● REQUEST: Can you rewrite the items from the line with "plot-area-sigma-ve xyxy=(310,292,412,502)" up to and including the line with "axis-border xyxy=(539,2,642,208)", swapping "x-tick-label" for "x-axis-tick-label" and leaving everything else unchanged?

-- Start RECORDS FOR THIS EXERCISE --

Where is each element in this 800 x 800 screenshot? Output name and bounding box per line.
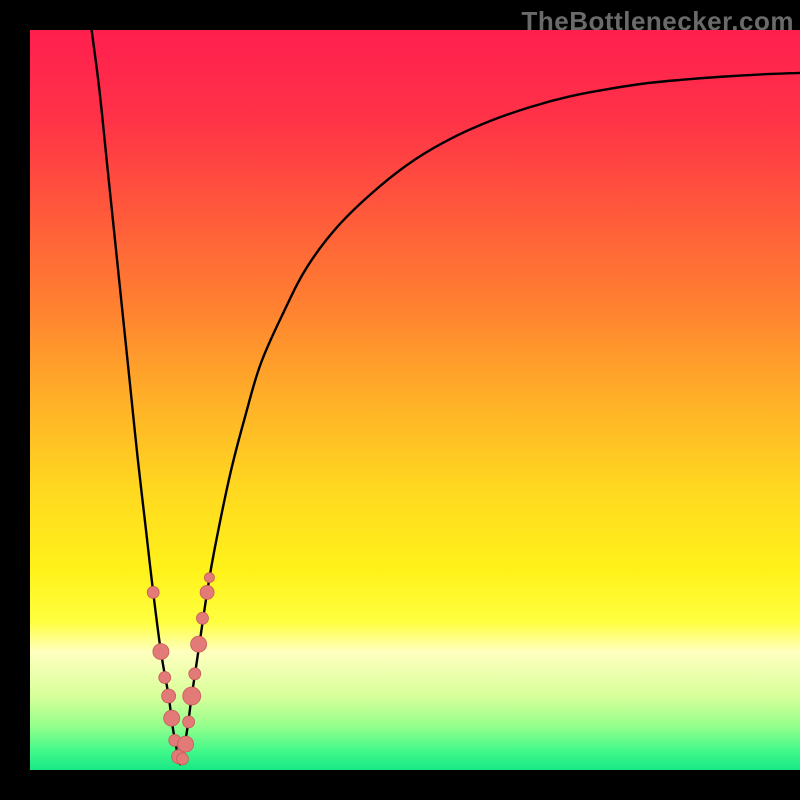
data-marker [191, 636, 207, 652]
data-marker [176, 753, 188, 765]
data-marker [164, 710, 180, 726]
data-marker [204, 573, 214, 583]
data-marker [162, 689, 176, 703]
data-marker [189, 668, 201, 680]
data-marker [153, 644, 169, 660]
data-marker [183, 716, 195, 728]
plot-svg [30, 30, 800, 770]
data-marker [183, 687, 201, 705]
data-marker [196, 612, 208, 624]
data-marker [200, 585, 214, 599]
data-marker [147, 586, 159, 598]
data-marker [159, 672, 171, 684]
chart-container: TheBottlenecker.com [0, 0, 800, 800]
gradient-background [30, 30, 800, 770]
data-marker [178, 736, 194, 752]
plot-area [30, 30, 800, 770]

-- End RECORDS FOR THIS EXERCISE --
-- Start RECORDS FOR THIS EXERCISE --

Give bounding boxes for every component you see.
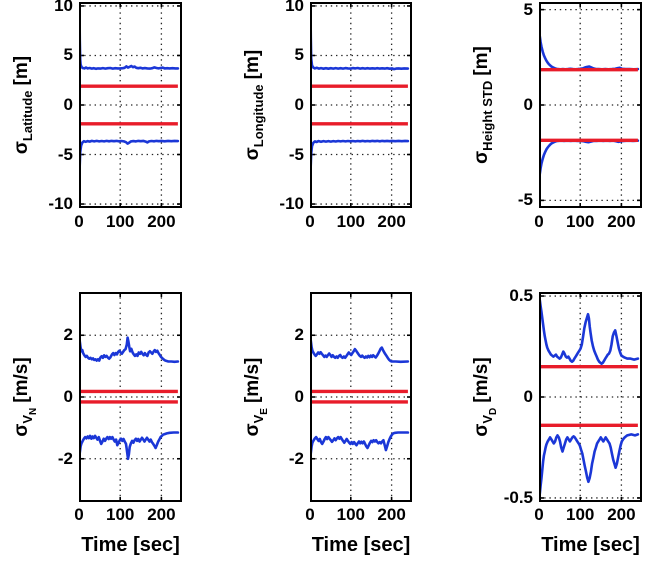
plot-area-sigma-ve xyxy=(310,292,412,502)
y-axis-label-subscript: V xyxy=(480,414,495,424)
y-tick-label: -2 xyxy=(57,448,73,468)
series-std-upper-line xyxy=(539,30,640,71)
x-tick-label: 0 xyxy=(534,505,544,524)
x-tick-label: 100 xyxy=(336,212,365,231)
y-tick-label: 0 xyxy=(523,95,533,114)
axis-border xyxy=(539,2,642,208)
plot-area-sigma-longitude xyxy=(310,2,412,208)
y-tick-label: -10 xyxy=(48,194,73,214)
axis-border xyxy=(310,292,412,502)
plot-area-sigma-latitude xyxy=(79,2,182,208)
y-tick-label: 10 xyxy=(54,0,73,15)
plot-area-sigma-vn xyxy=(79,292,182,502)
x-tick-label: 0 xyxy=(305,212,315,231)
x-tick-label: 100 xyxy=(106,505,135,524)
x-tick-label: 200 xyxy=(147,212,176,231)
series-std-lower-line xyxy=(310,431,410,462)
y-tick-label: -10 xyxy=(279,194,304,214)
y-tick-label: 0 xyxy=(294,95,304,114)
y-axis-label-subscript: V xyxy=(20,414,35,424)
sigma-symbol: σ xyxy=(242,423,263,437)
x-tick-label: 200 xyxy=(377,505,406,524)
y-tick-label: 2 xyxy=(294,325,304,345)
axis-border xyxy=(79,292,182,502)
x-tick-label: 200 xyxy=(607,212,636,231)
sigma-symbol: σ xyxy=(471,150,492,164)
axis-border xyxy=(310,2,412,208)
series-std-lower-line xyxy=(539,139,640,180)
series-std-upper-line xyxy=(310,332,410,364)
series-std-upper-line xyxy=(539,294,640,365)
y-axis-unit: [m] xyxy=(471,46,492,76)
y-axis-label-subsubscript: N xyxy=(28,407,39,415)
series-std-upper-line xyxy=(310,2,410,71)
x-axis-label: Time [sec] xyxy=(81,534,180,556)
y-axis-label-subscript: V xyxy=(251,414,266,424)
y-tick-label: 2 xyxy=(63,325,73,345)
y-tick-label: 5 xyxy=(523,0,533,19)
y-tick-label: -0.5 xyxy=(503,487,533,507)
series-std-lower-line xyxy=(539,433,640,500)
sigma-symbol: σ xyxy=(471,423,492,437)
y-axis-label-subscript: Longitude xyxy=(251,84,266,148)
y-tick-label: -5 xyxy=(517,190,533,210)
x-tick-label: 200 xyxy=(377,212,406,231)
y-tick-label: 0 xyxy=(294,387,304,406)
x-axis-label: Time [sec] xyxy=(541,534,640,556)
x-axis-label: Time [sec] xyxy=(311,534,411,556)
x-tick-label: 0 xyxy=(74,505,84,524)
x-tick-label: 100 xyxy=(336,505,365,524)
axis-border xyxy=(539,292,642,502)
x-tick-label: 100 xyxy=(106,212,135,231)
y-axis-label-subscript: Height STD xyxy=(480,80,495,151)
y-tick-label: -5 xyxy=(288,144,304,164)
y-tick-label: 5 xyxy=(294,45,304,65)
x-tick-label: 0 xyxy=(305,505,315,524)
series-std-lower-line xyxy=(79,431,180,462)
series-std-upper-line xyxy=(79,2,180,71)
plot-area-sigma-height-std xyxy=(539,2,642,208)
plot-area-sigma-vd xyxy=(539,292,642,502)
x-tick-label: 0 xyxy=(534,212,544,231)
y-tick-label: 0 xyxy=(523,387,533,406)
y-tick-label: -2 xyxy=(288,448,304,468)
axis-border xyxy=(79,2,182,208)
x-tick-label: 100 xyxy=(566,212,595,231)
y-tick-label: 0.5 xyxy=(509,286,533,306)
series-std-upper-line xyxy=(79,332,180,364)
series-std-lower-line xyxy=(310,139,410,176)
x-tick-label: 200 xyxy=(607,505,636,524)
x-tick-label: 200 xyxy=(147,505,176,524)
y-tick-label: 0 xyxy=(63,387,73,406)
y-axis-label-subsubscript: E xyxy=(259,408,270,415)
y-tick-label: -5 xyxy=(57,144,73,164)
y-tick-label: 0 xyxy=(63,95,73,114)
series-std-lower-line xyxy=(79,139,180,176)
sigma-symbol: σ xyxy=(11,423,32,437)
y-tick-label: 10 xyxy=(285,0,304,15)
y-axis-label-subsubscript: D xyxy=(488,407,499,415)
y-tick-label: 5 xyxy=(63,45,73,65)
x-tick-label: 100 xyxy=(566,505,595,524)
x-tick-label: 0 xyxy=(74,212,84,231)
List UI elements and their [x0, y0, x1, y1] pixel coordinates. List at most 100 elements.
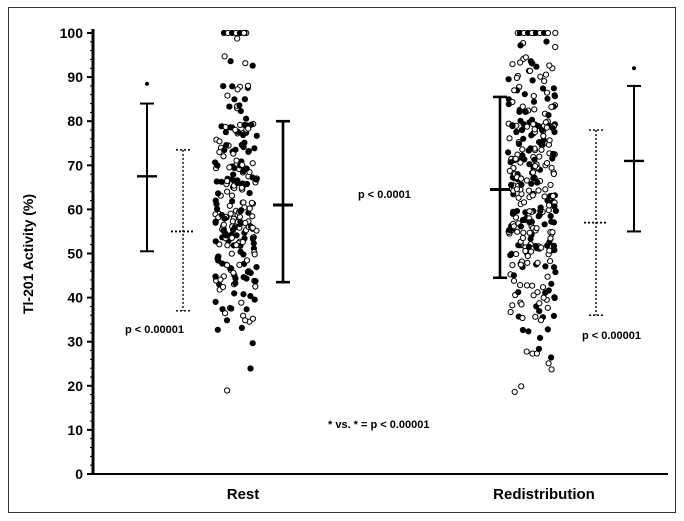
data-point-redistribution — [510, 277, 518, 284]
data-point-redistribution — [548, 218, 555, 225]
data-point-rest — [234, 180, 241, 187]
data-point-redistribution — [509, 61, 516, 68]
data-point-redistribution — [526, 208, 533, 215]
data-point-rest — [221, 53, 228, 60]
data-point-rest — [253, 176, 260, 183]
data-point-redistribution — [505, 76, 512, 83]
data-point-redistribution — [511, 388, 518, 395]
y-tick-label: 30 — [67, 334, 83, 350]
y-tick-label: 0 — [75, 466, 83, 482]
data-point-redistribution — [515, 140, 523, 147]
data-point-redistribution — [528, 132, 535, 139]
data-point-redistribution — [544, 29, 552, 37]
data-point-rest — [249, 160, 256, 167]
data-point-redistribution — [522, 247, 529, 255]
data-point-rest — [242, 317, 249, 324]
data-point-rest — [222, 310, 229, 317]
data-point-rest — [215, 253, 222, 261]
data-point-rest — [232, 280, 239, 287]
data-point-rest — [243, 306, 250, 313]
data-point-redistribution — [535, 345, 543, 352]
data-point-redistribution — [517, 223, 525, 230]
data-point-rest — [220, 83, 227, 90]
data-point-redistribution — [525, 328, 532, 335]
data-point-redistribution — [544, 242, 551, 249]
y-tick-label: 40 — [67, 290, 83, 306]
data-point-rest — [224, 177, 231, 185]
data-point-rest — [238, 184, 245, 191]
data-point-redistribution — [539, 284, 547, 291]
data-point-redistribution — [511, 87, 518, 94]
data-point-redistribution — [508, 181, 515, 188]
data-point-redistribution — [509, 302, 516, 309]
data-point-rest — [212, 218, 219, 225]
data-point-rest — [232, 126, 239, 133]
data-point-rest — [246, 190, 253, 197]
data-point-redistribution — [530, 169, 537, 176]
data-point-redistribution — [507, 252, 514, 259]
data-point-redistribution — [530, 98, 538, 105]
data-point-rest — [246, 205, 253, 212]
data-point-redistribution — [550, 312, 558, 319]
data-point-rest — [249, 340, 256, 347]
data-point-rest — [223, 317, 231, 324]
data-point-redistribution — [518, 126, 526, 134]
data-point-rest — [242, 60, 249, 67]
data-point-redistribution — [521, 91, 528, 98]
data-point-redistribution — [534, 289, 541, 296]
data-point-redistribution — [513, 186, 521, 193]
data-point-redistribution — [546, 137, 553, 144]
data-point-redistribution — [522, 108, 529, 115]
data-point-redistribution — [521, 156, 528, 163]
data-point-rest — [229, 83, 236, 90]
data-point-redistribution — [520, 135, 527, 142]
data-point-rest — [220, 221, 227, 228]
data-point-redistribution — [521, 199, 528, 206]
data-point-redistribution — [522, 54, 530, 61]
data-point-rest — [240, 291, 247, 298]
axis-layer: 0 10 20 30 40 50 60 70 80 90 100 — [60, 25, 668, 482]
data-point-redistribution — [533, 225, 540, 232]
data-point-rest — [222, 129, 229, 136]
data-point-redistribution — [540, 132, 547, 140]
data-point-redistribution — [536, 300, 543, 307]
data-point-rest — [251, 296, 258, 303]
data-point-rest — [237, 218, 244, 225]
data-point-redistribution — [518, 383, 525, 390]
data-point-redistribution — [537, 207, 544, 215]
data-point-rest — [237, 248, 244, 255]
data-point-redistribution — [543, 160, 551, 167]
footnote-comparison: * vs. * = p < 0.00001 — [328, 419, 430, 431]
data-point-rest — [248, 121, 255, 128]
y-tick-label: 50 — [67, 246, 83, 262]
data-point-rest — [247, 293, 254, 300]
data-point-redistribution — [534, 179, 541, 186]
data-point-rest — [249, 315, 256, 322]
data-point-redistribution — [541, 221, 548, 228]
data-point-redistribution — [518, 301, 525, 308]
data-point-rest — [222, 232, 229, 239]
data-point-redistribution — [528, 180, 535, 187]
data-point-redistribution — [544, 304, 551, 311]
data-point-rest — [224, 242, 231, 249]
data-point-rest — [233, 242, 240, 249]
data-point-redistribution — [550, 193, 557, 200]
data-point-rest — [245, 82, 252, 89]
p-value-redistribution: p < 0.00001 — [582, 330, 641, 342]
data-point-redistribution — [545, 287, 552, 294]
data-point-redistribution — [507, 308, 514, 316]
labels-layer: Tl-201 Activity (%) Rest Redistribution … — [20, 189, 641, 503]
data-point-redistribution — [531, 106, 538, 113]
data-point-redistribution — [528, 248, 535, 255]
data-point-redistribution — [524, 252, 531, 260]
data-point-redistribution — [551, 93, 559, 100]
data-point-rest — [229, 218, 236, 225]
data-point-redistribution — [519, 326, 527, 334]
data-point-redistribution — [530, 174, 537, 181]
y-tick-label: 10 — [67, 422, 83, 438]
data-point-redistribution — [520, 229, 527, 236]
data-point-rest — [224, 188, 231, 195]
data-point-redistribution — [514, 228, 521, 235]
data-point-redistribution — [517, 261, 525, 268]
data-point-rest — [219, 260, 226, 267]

-- End RECORDS FOR THIS EXERCISE --
-- Start RECORDS FOR THIS EXERCISE --

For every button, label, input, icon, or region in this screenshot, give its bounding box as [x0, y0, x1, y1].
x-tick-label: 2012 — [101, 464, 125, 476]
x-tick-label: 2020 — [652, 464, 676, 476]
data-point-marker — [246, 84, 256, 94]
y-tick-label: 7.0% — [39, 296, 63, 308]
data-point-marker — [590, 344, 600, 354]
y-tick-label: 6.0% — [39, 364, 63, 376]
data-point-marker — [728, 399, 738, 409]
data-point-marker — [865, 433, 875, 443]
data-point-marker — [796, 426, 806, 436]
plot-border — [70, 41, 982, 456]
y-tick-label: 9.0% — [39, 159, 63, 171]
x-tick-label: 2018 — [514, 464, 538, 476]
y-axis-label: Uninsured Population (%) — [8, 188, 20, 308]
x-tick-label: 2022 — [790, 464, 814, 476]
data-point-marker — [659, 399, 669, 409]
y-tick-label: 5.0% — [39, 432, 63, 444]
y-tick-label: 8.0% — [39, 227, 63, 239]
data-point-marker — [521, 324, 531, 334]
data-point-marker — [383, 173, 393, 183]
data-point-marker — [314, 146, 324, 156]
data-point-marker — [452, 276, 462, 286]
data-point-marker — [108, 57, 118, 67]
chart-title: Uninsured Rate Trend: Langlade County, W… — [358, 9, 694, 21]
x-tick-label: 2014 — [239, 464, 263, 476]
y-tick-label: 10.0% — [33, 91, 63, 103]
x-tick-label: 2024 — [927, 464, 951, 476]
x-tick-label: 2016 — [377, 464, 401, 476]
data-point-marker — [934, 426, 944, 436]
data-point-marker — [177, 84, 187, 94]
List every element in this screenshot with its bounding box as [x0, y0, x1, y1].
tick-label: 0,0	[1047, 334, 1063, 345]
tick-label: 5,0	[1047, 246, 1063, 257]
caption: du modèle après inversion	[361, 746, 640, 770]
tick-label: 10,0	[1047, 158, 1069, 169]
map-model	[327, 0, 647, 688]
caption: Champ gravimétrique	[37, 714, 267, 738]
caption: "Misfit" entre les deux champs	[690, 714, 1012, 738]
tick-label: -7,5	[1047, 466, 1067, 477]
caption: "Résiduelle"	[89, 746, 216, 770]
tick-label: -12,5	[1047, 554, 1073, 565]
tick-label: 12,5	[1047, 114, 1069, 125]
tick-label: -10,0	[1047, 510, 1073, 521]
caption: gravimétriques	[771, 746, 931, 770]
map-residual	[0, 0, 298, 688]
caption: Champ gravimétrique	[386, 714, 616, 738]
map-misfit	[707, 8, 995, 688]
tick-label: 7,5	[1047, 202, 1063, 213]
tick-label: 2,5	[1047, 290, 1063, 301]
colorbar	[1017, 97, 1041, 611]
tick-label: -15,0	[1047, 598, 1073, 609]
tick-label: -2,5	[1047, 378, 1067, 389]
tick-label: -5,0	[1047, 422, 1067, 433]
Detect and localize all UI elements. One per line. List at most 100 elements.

-- End RECORDS FOR THIS EXERCISE --

● WRITTEN RESPONSE:
plot-area-sigma-ve xyxy=(310,292,412,502)
y-axis-label-subscript: V xyxy=(480,414,495,424)
y-tick-label: -2 xyxy=(57,448,73,468)
series-std-upper-line xyxy=(539,30,640,71)
x-axis-tick-label: 0 xyxy=(534,505,544,524)
x-axis-tick-label: 100 xyxy=(336,212,365,231)
y-tick-label: 0 xyxy=(523,95,533,114)
axis-border xyxy=(539,2,642,208)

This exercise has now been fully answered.